Pictures do not belong in the copy. Return all of the entries exactly.

[Begin DATA SHOWN]

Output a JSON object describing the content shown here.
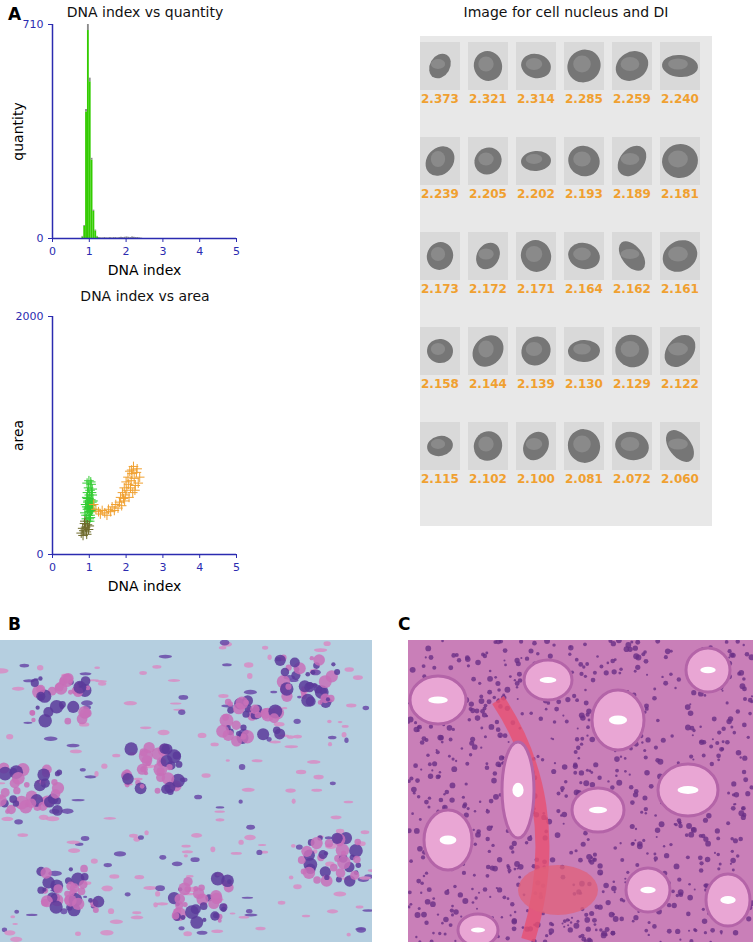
{
  "chart_data": [
    {
      "type": "histogram",
      "title": "DNA index vs quantity",
      "x_label": "DNA index",
      "y_label": "quantity",
      "bins": [
        0.75,
        0.8,
        0.85,
        0.9,
        0.95,
        1,
        1.05,
        1.1,
        1.15,
        1.2,
        1.25,
        1.3,
        1.35,
        1.4,
        1.45,
        1.5,
        1.55,
        1.6,
        1.65,
        1.7,
        1.75,
        1.8,
        1.85,
        1.9,
        1.95,
        2,
        2.05,
        2.1,
        2.15,
        2.2,
        2.25,
        2.3,
        2.35,
        2.4,
        2.45
      ],
      "series": [
        {
          "color": "#33cc00",
          "values": [
            0,
            5,
            40,
            420,
            690,
            520,
            260,
            90,
            25,
            5,
            0,
            0,
            0,
            0,
            0,
            0,
            0,
            0,
            0,
            0,
            0,
            0,
            0,
            0,
            0,
            0,
            0,
            0,
            0,
            0,
            0,
            0,
            0,
            0
          ]
        },
        {
          "color": "#8a8a8a",
          "values": [
            0,
            2,
            3,
            8,
            20,
            12,
            6,
            4,
            3,
            2,
            3,
            2,
            2,
            3,
            2,
            2,
            3,
            2,
            3,
            3,
            2,
            3,
            4,
            3,
            4,
            5,
            4,
            3,
            5,
            4,
            3,
            3,
            2,
            1
          ]
        }
      ],
      "stacked": true,
      "xlim": [
        0,
        5
      ],
      "xticks": [
        0,
        1,
        2,
        3,
        4,
        5
      ],
      "ylim": [
        0,
        710
      ],
      "yticks": [
        0,
        710
      ]
    },
    {
      "type": "scatter",
      "title": "DNA index vs area",
      "x_label": "DNA index",
      "y_label": "area",
      "series": [
        {
          "color": "#33cc33",
          "marker": "plus",
          "x": [
            0.88,
            0.9,
            0.92,
            0.93,
            0.95,
            0.95,
            0.96,
            0.97,
            0.98,
            0.98,
            0.99,
            1.0,
            1.0,
            1.01,
            1.02,
            1.02,
            1.03,
            1.04,
            1.05,
            1.05,
            1.06,
            1.07,
            1.08,
            1.09,
            1.1,
            0.91,
            0.94,
            0.96,
            0.99,
            1.0,
            1.03,
            1.06,
            0.97,
            1.01,
            1.04,
            0.93,
            1.08,
            0.95,
            1.02,
            0.98
          ],
          "values": [
            350,
            420,
            300,
            480,
            380,
            520,
            440,
            330,
            400,
            560,
            470,
            360,
            500,
            430,
            390,
            540,
            310,
            460,
            410,
            590,
            370,
            440,
            500,
            380,
            450,
            330,
            600,
            280,
            620,
            300,
            360,
            520,
            450,
            280,
            610,
            400,
            550,
            470,
            330,
            390
          ]
        },
        {
          "color": "#6e6a2a",
          "marker": "plus",
          "x": [
            0.78,
            0.82,
            0.85,
            0.87,
            0.9,
            0.92,
            0.95,
            0.98,
            0.83,
            0.88,
            0.93,
            1.0
          ],
          "values": [
            180,
            220,
            200,
            260,
            230,
            190,
            250,
            210,
            160,
            280,
            170,
            240
          ]
        },
        {
          "color": "#f0a030",
          "marker": "plus",
          "x": [
            1.12,
            1.18,
            1.25,
            1.3,
            1.35,
            1.42,
            1.48,
            1.52,
            1.58,
            1.62,
            1.68,
            1.72,
            1.78,
            1.82,
            1.85,
            1.88,
            1.9,
            1.93,
            1.95,
            1.98,
            2.0,
            2.02,
            2.05,
            2.07,
            2.1,
            2.12,
            2.14,
            2.16,
            2.18,
            2.2,
            2.22,
            2.25,
            2.28,
            2.3,
            2.33,
            2.37,
            1.96,
            2.08,
            2.15,
            2.24
          ],
          "values": [
            420,
            380,
            360,
            340,
            370,
            350,
            330,
            380,
            360,
            400,
            370,
            420,
            390,
            440,
            480,
            410,
            520,
            470,
            560,
            500,
            610,
            540,
            650,
            590,
            700,
            560,
            620,
            680,
            520,
            740,
            640,
            580,
            690,
            720,
            600,
            650,
            450,
            480,
            710,
            540
          ]
        }
      ],
      "xlim": [
        0,
        5
      ],
      "xticks": [
        0,
        1,
        2,
        3,
        4,
        5
      ],
      "ylim": [
        0,
        2000
      ],
      "yticks": [
        0,
        2000
      ]
    }
  ],
  "panel_labels": [
    "A",
    "B",
    "C"
  ],
  "nucleus_gallery": {
    "title": "Image for cell nucleus and DI",
    "labels": [
      "2.373",
      "2.321",
      "2.314",
      "2.285",
      "2.259",
      "2.240",
      "2.239",
      "2.205",
      "2.202",
      "2.193",
      "2.189",
      "2.181",
      "2.173",
      "2.172",
      "2.171",
      "2.164",
      "2.162",
      "2.161",
      "2.158",
      "2.144",
      "2.139",
      "2.130",
      "2.129",
      "2.122",
      "2.115",
      "2.102",
      "2.100",
      "2.081",
      "2.072",
      "2.060"
    ]
  }
}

[End DATA SHOWN]

# [RIGHT ANSWER]
Output a JSON object describing the content shown here.
{
  "chart_data": [
    {
      "type": "histogram",
      "title": "DNA index vs quantity",
      "x_label": "DNA index",
      "y_label": "quantity",
      "bins": [
        0.75,
        0.8,
        0.85,
        0.9,
        0.95,
        1,
        1.05,
        1.1,
        1.15,
        1.2,
        1.25,
        1.3,
        1.35,
        1.4,
        1.45,
        1.5,
        1.55,
        1.6,
        1.65,
        1.7,
        1.75,
        1.8,
        1.85,
        1.9,
        1.95,
        2,
        2.05,
        2.1,
        2.15,
        2.2,
        2.25,
        2.3,
        2.35,
        2.4,
        2.45
      ],
      "series": [
        {
          "color": "#33cc00",
          "values": [
            0,
            5,
            40,
            420,
            690,
            520,
            260,
            90,
            25,
            5,
            0,
            0,
            0,
            0,
            0,
            0,
            0,
            0,
            0,
            0,
            0,
            0,
            0,
            0,
            0,
            0,
            0,
            0,
            0,
            0,
            0,
            0,
            0,
            0
          ]
        },
        {
          "color": "#8a8a8a",
          "values": [
            0,
            2,
            3,
            8,
            20,
            12,
            6,
            4,
            3,
            2,
            3,
            2,
            2,
            3,
            2,
            2,
            3,
            2,
            3,
            3,
            2,
            3,
            4,
            3,
            4,
            5,
            4,
            3,
            5,
            4,
            3,
            3,
            2,
            1
          ]
        }
      ],
      "stacked": true,
      "xlim": [
        0,
        5
      ],
      "xticks": [
        0,
        1,
        2,
        3,
        4,
        5
      ],
      "ylim": [
        0,
        710
      ],
      "yticks": [
        0,
        710
      ]
    },
    {
      "type": "scatter",
      "title": "DNA index vs area",
      "x_label": "DNA index",
      "y_label": "area",
      "series": [
        {
          "color": "#33cc33",
          "marker": "plus",
          "x": [
            0.88,
            0.9,
            0.92,
            0.93,
            0.95,
            0.95,
            0.96,
            0.97,
            0.98,
            0.98,
            0.99,
            1.0,
            1.0,
            1.01,
            1.02,
            1.02,
            1.03,
            1.04,
            1.05,
            1.05,
            1.06,
            1.07,
            1.08,
            1.09,
            1.1,
            0.91,
            0.94,
            0.96,
            0.99,
            1.0,
            1.03,
            1.06,
            0.97,
            1.01,
            1.04,
            0.93,
            1.08,
            0.95,
            1.02,
            0.98
          ],
          "values": [
            350,
            420,
            300,
            480,
            380,
            520,
            440,
            330,
            400,
            560,
            470,
            360,
            500,
            430,
            390,
            540,
            310,
            460,
            410,
            590,
            370,
            440,
            500,
            380,
            450,
            330,
            600,
            280,
            620,
            300,
            360,
            520,
            450,
            280,
            610,
            400,
            550,
            470,
            330,
            390
          ]
        },
        {
          "color": "#6e6a2a",
          "marker": "plus",
          "x": [
            0.78,
            0.82,
            0.85,
            0.87,
            0.9,
            0.92,
            0.95,
            0.98,
            0.83,
            0.88,
            0.93,
            1.0
          ],
          "values": [
            180,
            220,
            200,
            260,
            230,
            190,
            250,
            210,
            160,
            280,
            170,
            240
          ]
        },
        {
          "color": "#f0a030",
          "marker": "plus",
          "x": [
            1.12,
            1.18,
            1.25,
            1.3,
            1.35,
            1.42,
            1.48,
            1.52,
            1.58,
            1.62,
            1.68,
            1.72,
            1.78,
            1.82,
            1.85,
            1.88,
            1.9,
            1.93,
            1.95,
            1.98,
            2.0,
            2.02,
            2.05,
            2.07,
            2.1,
            2.12,
            2.14,
            2.16,
            2.18,
            2.2,
            2.22,
            2.25,
            2.28,
            2.3,
            2.33,
            2.37,
            1.96,
            2.08,
            2.15,
            2.24
          ],
          "values": [
            420,
            380,
            360,
            340,
            370,
            350,
            330,
            380,
            360,
            400,
            370,
            420,
            390,
            440,
            480,
            410,
            520,
            470,
            560,
            500,
            610,
            540,
            650,
            590,
            700,
            560,
            620,
            680,
            520,
            740,
            640,
            580,
            690,
            720,
            600,
            650,
            450,
            480,
            710,
            540
          ]
        }
      ],
      "xlim": [
        0,
        5
      ],
      "xticks": [
        0,
        1,
        2,
        3,
        4,
        5
      ],
      "ylim": [
        0,
        2000
      ],
      "yticks": [
        0,
        2000
      ]
    }
  ],
  "panel_labels": [
    "A",
    "B",
    "C"
  ],
  "nucleus_gallery": {
    "title": "Image for cell nucleus and DI",
    "labels": [
      "2.373",
      "2.321",
      "2.314",
      "2.285",
      "2.259",
      "2.240",
      "2.239",
      "2.205",
      "2.202",
      "2.193",
      "2.189",
      "2.181",
      "2.173",
      "2.172",
      "2.171",
      "2.164",
      "2.162",
      "2.161",
      "2.158",
      "2.144",
      "2.139",
      "2.130",
      "2.129",
      "2.122",
      "2.115",
      "2.102",
      "2.100",
      "2.081",
      "2.072",
      "2.060"
    ]
  }
}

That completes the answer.